## LISTED ENTRIES
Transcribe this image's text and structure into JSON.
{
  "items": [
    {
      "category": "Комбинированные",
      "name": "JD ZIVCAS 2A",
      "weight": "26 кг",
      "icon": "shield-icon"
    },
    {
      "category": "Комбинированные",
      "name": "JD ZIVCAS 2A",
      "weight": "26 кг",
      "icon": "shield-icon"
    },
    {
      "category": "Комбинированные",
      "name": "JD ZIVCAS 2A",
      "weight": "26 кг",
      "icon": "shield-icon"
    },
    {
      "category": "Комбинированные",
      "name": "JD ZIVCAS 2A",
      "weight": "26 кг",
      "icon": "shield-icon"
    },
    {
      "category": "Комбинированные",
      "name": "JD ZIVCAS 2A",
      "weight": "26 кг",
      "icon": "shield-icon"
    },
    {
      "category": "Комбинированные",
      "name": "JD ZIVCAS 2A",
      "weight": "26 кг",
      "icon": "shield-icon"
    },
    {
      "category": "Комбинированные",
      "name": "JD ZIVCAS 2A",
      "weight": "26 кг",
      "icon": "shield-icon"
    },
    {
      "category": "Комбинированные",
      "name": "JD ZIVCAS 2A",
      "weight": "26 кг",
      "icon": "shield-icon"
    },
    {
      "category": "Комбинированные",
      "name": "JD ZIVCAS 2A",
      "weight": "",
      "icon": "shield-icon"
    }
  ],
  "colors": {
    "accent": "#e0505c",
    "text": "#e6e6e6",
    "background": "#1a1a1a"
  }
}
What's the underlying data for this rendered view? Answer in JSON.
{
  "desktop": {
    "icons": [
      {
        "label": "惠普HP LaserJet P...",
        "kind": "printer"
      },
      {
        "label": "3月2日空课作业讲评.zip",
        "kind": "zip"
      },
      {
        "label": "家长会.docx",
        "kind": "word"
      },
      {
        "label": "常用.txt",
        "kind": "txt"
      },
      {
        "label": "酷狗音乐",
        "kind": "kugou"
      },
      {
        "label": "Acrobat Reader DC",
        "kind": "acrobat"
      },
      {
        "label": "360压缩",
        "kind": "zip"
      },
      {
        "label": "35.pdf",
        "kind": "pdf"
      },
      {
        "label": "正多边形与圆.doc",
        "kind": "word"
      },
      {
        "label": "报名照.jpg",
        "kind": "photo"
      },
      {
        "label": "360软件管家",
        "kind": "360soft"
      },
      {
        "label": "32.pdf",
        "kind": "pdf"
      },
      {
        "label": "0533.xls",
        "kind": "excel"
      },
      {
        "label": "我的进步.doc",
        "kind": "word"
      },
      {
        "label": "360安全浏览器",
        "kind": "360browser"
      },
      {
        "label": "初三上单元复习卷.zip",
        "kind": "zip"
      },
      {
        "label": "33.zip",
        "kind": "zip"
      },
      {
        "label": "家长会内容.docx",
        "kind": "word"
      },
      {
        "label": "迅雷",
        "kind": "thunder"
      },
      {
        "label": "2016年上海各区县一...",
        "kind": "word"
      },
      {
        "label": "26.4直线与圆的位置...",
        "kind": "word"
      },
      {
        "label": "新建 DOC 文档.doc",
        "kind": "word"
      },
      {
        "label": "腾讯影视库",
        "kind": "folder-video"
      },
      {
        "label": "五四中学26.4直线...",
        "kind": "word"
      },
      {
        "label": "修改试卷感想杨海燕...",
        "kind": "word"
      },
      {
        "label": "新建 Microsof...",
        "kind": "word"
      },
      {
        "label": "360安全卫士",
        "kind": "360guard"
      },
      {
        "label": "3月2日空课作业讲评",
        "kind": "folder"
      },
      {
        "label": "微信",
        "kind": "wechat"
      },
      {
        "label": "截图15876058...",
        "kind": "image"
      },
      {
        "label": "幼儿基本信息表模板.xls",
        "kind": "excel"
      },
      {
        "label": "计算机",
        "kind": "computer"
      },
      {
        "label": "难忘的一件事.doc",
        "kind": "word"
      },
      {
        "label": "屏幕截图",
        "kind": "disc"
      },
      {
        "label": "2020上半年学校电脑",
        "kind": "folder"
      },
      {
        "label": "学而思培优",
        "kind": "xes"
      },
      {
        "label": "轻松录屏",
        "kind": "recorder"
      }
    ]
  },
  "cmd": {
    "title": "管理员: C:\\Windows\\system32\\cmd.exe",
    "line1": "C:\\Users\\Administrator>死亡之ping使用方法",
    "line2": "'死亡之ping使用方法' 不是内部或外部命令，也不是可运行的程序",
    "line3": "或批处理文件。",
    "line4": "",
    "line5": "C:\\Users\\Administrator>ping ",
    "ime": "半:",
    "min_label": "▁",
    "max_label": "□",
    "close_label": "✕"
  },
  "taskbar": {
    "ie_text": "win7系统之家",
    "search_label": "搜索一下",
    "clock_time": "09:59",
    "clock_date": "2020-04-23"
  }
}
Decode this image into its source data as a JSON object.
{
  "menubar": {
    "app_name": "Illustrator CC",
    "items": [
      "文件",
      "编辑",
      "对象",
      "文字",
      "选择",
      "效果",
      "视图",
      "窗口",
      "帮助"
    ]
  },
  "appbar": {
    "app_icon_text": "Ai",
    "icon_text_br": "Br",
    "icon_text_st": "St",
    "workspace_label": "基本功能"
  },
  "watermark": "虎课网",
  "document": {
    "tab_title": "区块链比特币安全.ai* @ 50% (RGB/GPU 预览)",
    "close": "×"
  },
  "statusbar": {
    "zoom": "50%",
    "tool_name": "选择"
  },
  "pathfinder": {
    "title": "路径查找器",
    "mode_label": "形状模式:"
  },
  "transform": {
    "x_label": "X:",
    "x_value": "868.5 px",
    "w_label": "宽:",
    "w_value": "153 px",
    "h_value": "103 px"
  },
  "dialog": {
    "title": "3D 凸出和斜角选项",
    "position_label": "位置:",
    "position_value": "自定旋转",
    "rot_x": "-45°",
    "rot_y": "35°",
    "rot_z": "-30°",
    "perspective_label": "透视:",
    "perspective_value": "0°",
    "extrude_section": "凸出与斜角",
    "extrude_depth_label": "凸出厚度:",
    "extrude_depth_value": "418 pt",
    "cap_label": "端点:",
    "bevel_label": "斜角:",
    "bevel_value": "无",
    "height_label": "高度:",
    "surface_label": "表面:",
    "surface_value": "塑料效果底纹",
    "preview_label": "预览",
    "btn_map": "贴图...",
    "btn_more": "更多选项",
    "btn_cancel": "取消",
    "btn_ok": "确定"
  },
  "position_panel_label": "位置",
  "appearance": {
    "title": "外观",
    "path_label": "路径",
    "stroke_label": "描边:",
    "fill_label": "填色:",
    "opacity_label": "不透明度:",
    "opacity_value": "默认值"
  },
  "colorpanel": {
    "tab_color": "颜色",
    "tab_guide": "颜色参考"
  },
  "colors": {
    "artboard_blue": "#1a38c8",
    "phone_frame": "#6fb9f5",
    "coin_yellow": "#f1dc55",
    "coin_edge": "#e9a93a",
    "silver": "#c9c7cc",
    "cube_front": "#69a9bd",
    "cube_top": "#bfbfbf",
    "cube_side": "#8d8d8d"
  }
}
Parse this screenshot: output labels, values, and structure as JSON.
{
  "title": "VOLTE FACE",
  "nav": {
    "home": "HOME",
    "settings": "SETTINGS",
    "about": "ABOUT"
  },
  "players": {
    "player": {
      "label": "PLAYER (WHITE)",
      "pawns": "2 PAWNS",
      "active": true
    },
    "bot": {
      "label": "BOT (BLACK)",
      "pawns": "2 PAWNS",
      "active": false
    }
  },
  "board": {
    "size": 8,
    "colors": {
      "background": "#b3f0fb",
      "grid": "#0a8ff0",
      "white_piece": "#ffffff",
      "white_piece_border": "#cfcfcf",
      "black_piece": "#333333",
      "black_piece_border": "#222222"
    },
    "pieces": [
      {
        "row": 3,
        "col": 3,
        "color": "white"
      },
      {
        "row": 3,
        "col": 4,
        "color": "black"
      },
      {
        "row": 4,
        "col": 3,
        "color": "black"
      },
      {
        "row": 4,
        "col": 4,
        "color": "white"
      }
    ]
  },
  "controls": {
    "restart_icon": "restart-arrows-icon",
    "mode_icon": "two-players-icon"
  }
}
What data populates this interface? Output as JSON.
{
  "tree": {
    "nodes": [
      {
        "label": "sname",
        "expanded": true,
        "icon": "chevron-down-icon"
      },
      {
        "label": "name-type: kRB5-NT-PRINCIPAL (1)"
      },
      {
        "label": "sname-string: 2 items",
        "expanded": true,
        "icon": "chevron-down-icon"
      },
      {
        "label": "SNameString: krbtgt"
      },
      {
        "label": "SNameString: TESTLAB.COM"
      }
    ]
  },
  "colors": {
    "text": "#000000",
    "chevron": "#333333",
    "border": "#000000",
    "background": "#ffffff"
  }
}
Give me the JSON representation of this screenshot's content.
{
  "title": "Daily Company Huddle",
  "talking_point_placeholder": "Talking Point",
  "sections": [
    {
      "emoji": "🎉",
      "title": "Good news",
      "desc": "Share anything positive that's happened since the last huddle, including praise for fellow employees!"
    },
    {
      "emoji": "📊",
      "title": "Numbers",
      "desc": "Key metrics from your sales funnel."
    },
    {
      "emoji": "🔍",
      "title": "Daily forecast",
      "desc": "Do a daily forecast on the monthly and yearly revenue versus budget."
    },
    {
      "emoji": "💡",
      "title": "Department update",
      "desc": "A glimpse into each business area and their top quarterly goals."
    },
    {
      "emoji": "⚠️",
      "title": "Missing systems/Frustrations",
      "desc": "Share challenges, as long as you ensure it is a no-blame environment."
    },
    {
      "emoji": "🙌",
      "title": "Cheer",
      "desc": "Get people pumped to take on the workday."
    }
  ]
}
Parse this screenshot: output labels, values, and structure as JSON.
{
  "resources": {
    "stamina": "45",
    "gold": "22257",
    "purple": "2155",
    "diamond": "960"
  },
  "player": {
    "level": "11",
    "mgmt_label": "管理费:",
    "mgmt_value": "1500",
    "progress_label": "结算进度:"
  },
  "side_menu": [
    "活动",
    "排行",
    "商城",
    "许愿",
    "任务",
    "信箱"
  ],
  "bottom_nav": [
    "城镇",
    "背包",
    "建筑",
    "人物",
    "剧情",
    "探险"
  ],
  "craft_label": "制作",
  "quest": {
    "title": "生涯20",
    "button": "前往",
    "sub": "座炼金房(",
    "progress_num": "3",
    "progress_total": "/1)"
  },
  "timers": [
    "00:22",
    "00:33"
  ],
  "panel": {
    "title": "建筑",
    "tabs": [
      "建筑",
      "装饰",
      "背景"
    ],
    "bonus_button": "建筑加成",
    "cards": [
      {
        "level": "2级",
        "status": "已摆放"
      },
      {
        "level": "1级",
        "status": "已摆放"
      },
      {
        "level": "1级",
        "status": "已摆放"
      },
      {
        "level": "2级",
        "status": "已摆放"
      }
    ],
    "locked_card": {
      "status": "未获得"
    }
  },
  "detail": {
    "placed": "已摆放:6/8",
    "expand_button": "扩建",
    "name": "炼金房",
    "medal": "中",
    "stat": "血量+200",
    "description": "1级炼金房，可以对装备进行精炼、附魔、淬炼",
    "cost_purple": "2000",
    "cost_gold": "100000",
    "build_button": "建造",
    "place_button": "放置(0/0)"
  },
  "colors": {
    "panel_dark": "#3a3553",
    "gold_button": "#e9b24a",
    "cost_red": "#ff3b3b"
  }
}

## TASK TO CARRY OUT
Copy out the lines that hold "background".

## PROBLEM SOLUTION
    "background": "#1a1a1a"
      "background": "#b3f0fb",
    "background": "#ffffff"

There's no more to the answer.